WHAT YOU HAVE TO DO:
Identify each line containing the word "subline" and copy it.
══ DATA SHOWN
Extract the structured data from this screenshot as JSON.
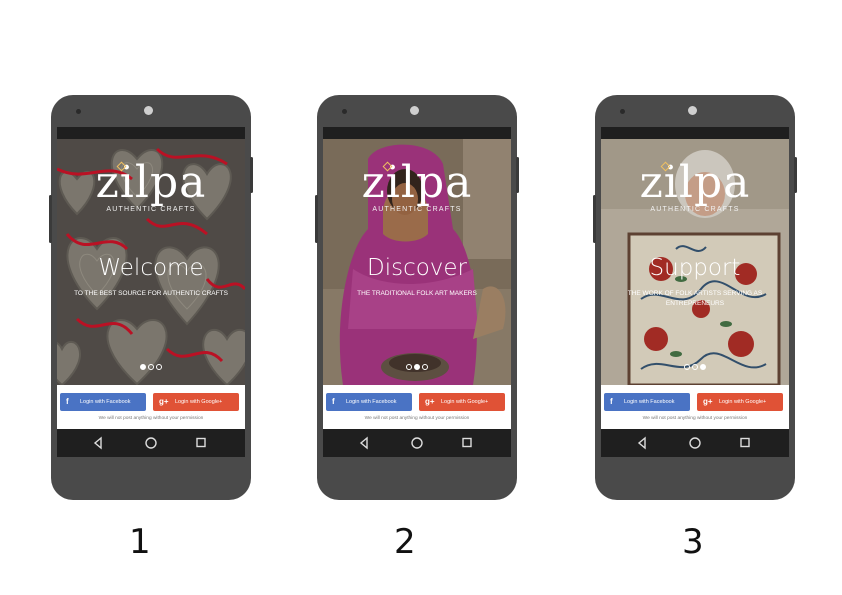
{
  "colors": {
    "phone_body": "#4a4a4a",
    "facebook": "#4a73c4",
    "google": "#e05236"
  },
  "screens": [
    {
      "step": "1",
      "logo": "zilpa",
      "logo_tagline": "AUTHENTIC CRAFTS",
      "headline": "Welcome",
      "subline": "TO THE BEST SOURCE FOR AUTHENTIC CRAFTS",
      "active_dot": 0,
      "facebook_label": "Login with Facebook",
      "google_label": "Login with Google+",
      "disclaimer": "We will not post anything without your permission",
      "facebook_icon": "f",
      "google_icon": "g+"
    },
    {
      "step": "2",
      "logo": "zilpa",
      "logo_tagline": "AUTHENTIC CRAFTS",
      "headline": "Discover",
      "subline": "THE TRADITIONAL FOLK ART MAKERS",
      "active_dot": 1,
      "facebook_label": "Login with Facebook",
      "google_label": "Login with Google+",
      "disclaimer": "We will not post anything without your permission",
      "facebook_icon": "f",
      "google_icon": "g+"
    },
    {
      "step": "3",
      "logo": "zilpa",
      "logo_tagline": "AUTHENTIC CRAFTS",
      "headline": "Support",
      "subline": "THE WORK OF FOLK ARTISTS SERVING AS ENTREPRENEURS",
      "active_dot": 2,
      "facebook_label": "Login with Facebook",
      "google_label": "Login with Google+",
      "disclaimer": "We will not post anything without your permission",
      "facebook_icon": "f",
      "google_icon": "g+"
    }
  ]
}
════
ANSWER BELOW:
      "subline": "TO THE BEST SOURCE FOR AUTHENTIC CRAFTS",
      "subline": "THE TRADITIONAL FOLK ART MAKERS",
      "subline": "THE WORK OF FOLK ARTISTS SERVING AS ENTREPRENEURS",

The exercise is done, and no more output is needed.